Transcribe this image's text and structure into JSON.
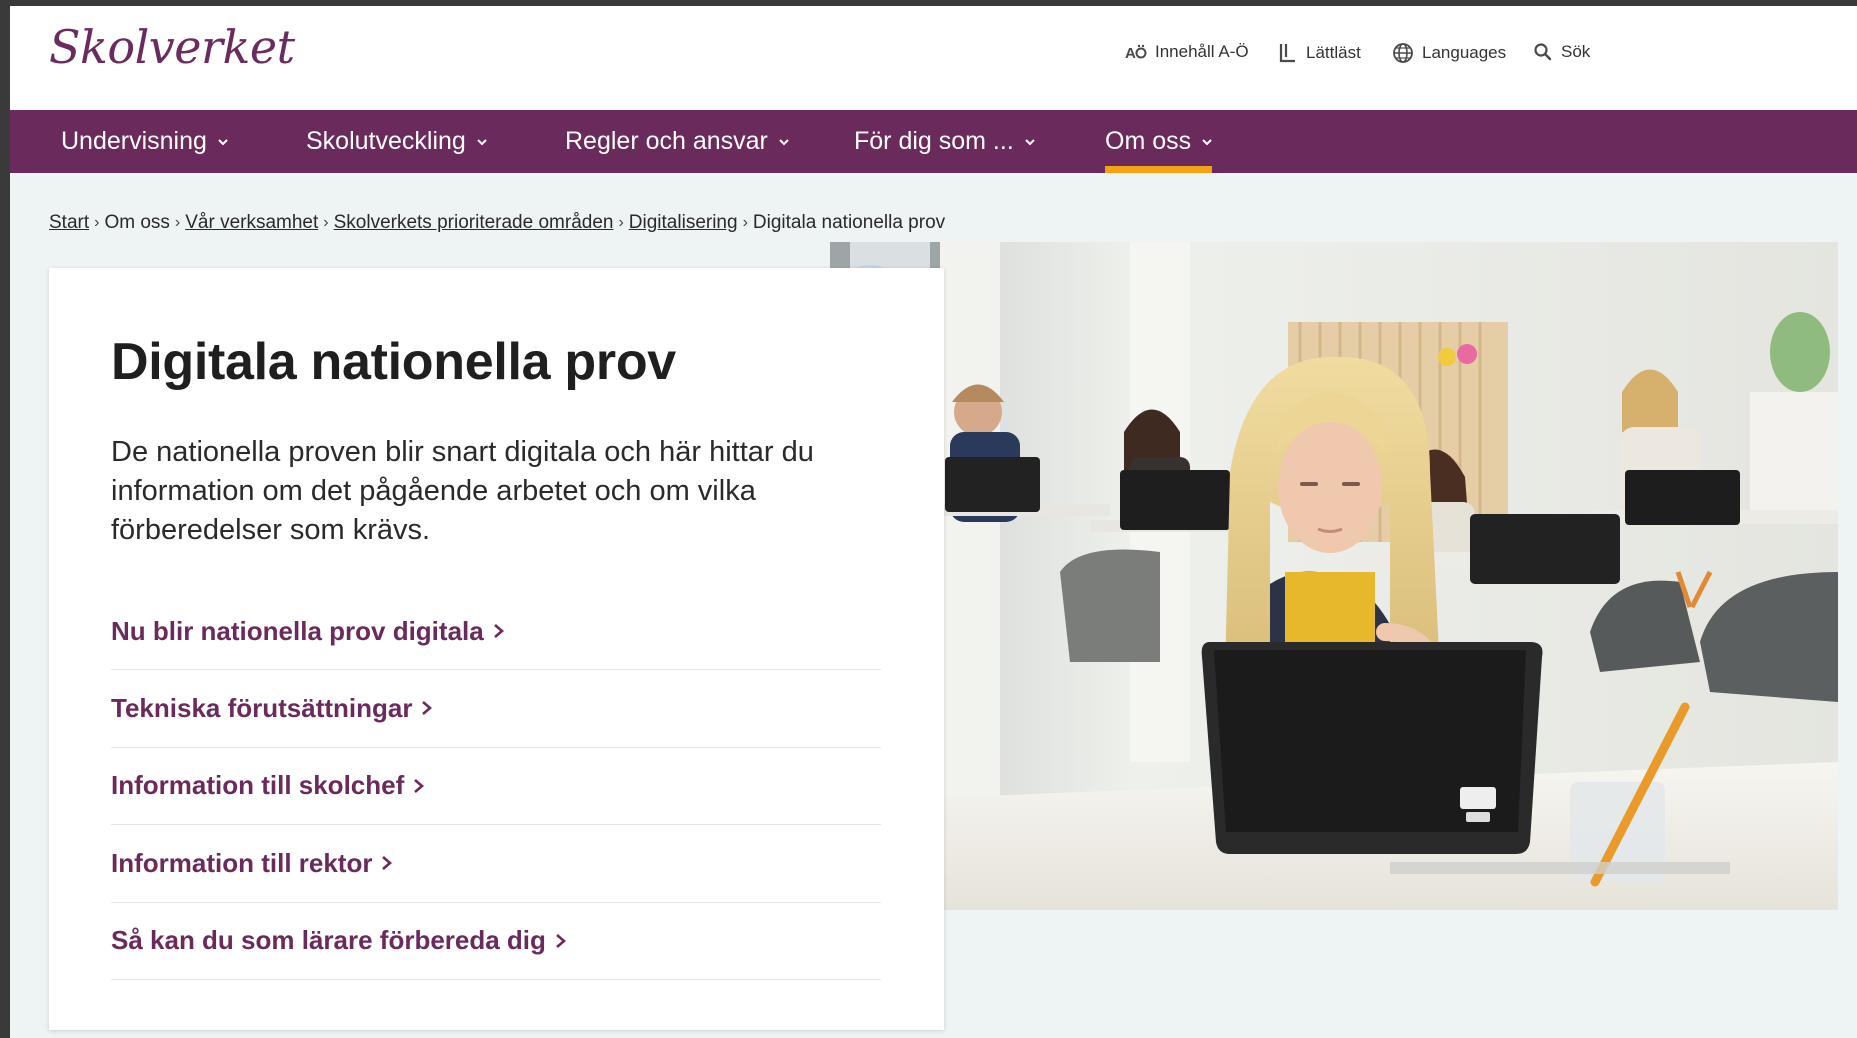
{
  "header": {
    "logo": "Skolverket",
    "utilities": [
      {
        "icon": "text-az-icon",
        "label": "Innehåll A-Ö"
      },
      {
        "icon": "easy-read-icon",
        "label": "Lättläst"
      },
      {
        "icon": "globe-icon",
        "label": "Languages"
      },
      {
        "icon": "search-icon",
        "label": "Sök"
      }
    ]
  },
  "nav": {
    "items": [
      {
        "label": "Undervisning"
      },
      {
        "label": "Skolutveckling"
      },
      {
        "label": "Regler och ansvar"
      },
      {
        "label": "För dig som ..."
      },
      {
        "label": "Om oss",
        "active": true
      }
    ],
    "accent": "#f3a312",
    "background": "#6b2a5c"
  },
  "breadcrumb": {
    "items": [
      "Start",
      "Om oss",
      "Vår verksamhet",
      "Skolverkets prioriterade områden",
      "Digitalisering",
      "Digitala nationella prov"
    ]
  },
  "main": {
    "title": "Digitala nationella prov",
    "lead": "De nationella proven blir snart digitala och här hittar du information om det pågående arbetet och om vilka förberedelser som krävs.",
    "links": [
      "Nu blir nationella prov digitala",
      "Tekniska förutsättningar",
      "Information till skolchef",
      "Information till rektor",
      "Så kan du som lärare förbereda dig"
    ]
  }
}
--
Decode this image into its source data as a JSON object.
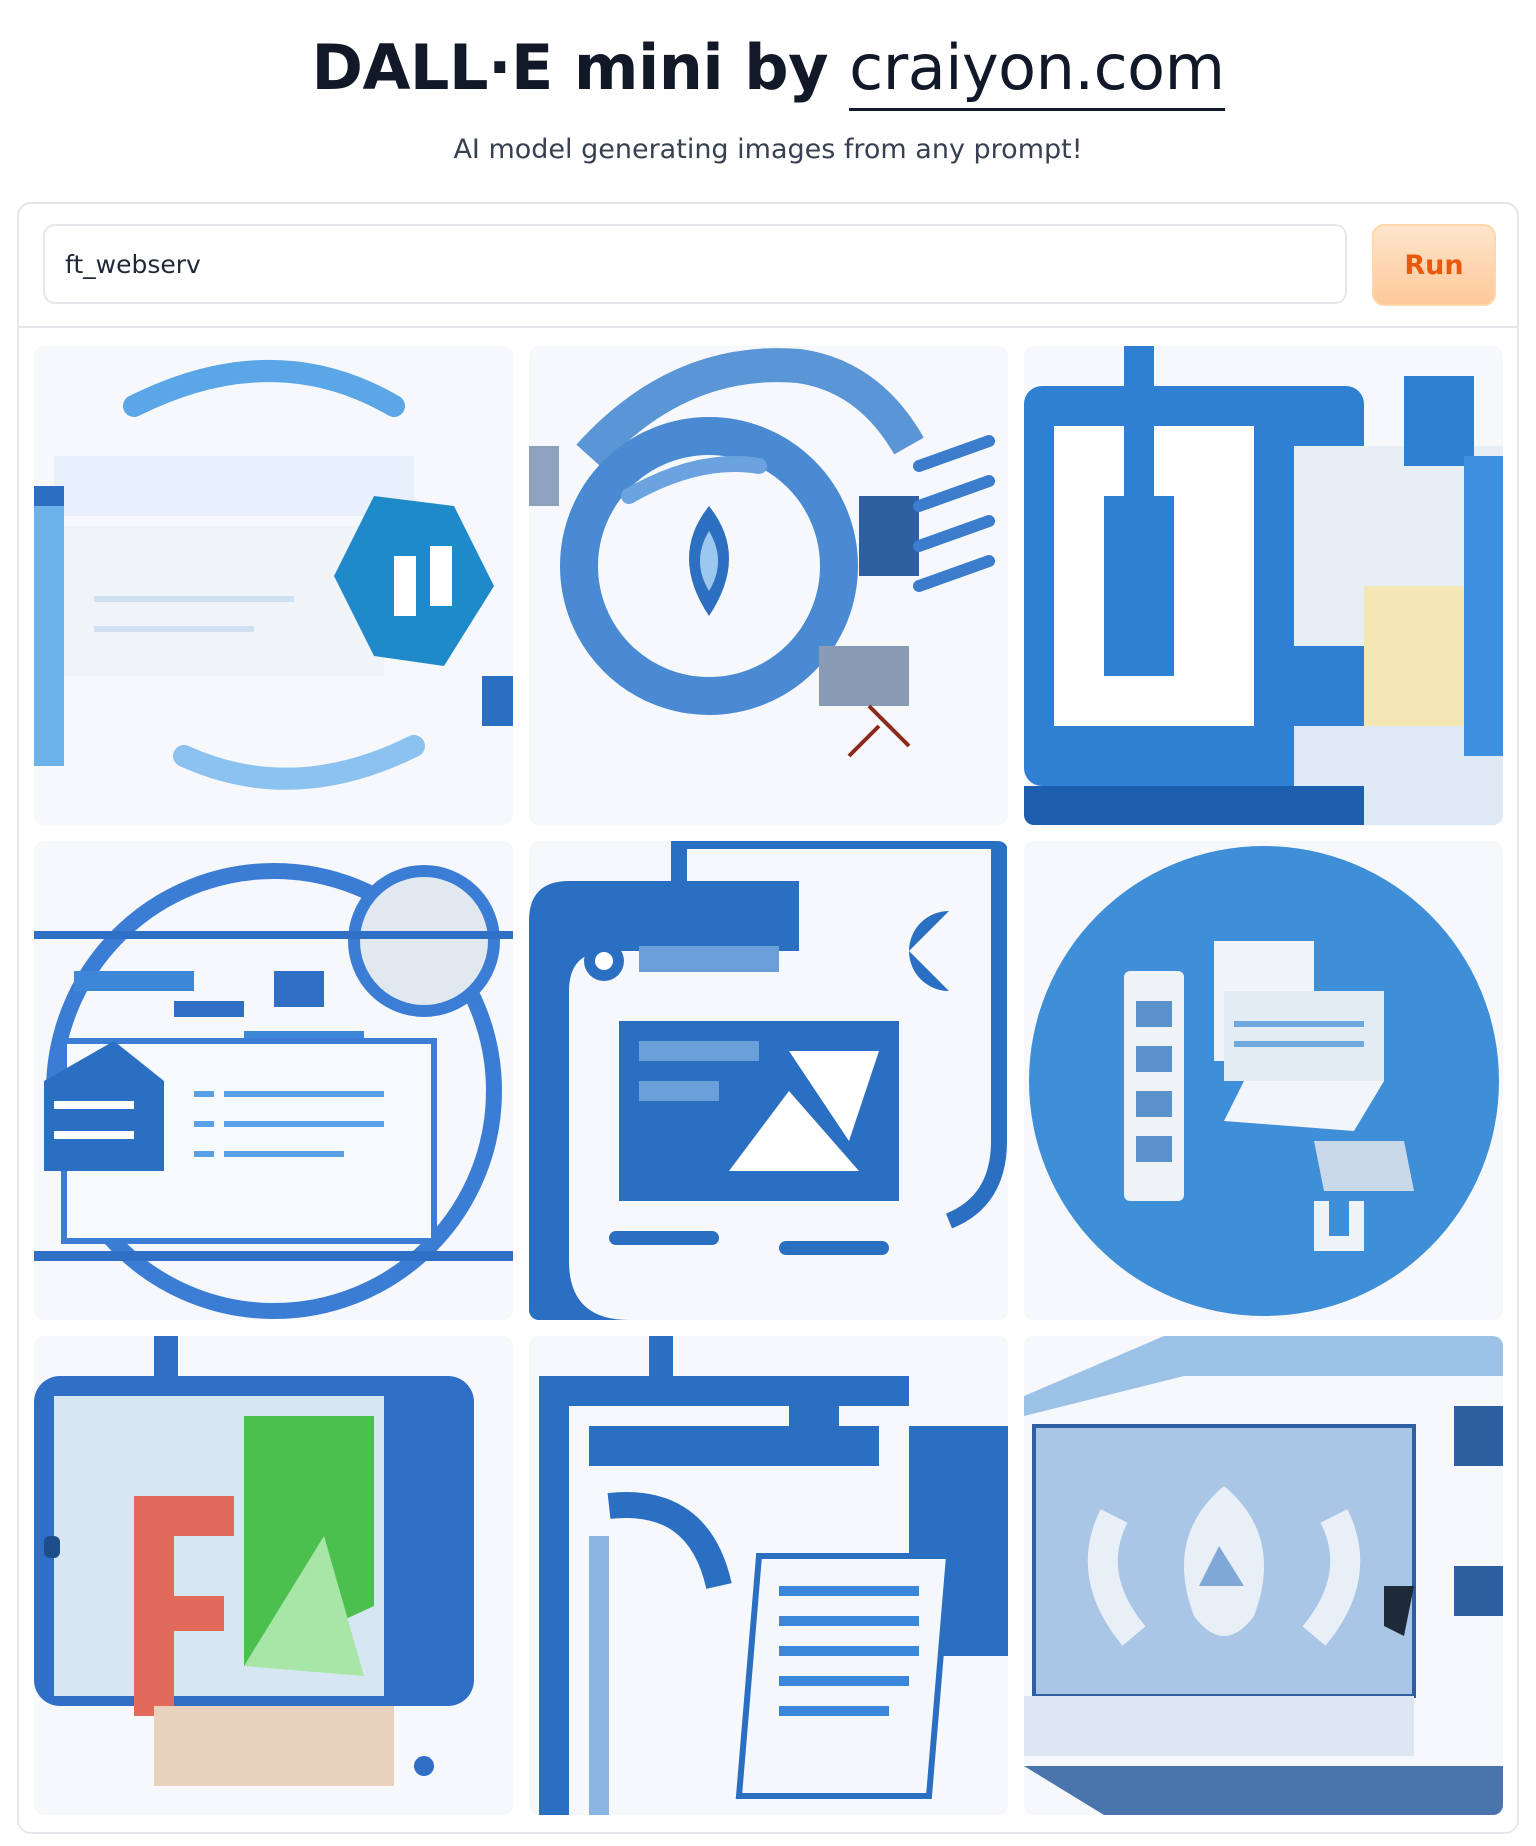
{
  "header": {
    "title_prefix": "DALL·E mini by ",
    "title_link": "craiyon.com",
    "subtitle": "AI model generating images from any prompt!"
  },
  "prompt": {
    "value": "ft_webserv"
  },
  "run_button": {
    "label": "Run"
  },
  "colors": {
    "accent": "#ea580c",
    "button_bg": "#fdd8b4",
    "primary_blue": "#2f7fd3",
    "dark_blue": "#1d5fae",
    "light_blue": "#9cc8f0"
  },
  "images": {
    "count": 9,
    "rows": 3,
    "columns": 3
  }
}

_Aim_.
Scan the listing above. Gather each line that contains the word "prompt".

_Answer in full_.
    "subtitle": "AI model generating images from any prompt!"
  "prompt": {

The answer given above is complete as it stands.